--- START ---

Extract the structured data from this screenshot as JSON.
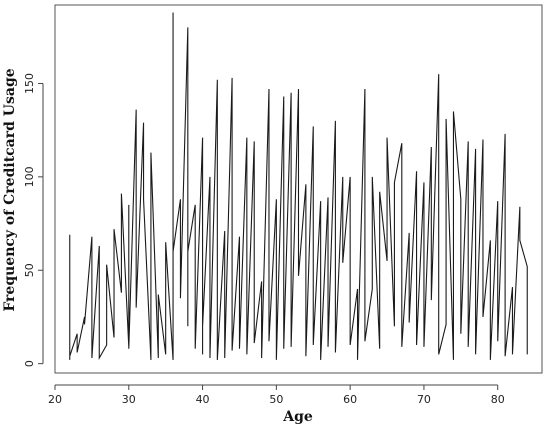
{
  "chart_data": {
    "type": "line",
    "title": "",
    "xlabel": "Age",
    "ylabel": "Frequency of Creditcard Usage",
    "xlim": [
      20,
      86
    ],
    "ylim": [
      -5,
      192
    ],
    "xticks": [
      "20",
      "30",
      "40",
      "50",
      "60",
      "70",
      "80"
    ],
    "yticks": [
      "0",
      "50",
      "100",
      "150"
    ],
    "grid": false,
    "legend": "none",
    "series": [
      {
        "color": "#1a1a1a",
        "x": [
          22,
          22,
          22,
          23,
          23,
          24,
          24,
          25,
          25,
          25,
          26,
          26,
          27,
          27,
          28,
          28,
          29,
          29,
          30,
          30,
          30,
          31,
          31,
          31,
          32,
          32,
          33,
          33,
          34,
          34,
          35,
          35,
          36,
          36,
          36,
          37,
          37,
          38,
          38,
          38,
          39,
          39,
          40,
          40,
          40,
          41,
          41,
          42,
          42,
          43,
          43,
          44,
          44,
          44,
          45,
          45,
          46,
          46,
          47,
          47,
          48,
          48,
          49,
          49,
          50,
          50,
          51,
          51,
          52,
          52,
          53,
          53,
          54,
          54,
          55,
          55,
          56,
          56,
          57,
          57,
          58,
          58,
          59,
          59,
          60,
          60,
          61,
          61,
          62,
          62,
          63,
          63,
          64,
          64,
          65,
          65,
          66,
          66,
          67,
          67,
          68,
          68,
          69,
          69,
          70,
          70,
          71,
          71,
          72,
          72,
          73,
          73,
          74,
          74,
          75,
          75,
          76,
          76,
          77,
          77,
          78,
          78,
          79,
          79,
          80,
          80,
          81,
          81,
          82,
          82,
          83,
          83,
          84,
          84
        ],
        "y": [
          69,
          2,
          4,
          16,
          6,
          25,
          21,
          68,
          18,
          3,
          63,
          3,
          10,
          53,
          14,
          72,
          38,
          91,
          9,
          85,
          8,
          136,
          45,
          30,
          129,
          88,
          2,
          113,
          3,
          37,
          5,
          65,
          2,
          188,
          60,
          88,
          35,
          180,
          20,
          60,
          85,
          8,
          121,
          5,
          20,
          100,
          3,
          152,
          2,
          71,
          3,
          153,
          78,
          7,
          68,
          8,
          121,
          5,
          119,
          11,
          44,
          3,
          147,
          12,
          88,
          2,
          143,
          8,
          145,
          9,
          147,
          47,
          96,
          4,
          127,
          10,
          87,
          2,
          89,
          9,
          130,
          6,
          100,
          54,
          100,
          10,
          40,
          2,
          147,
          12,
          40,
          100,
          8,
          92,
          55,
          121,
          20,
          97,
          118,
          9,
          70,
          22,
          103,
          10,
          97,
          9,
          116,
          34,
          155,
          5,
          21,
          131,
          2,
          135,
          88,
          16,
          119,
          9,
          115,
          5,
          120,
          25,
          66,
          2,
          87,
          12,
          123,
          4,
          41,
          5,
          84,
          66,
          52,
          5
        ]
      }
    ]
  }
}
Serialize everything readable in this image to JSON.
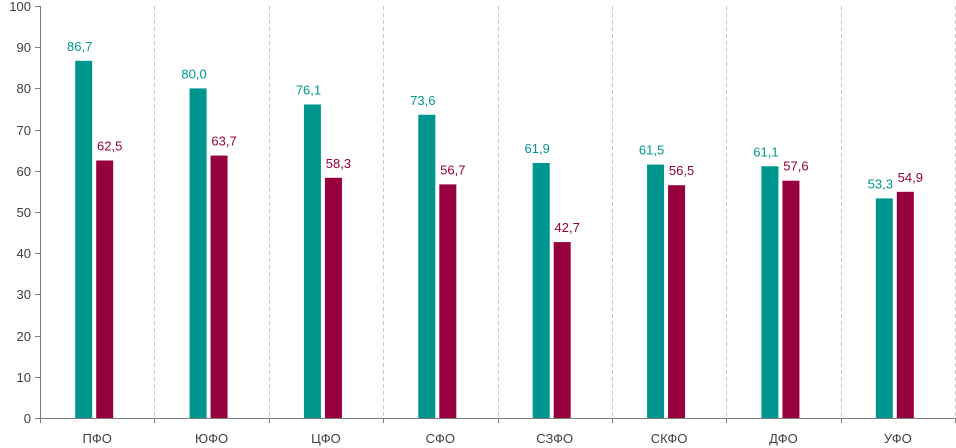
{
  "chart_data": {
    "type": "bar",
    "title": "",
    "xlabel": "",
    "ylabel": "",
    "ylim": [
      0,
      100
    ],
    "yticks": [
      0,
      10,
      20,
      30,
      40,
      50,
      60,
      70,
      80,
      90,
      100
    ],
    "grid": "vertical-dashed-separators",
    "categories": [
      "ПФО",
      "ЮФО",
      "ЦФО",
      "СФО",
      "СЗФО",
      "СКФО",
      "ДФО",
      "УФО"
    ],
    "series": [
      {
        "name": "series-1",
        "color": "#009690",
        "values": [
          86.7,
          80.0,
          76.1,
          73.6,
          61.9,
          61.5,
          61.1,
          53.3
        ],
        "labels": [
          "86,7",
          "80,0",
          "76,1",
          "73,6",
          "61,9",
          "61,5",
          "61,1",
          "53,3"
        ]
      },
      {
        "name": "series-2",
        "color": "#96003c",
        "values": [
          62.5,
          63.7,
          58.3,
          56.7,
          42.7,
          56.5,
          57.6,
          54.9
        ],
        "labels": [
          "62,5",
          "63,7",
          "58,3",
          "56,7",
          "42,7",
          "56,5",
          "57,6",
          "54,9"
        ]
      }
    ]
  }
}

--- END ---

**What to do**
What is the number of lines in the data above that include the word "JSON"? Answer with that number only.

**Final result**
2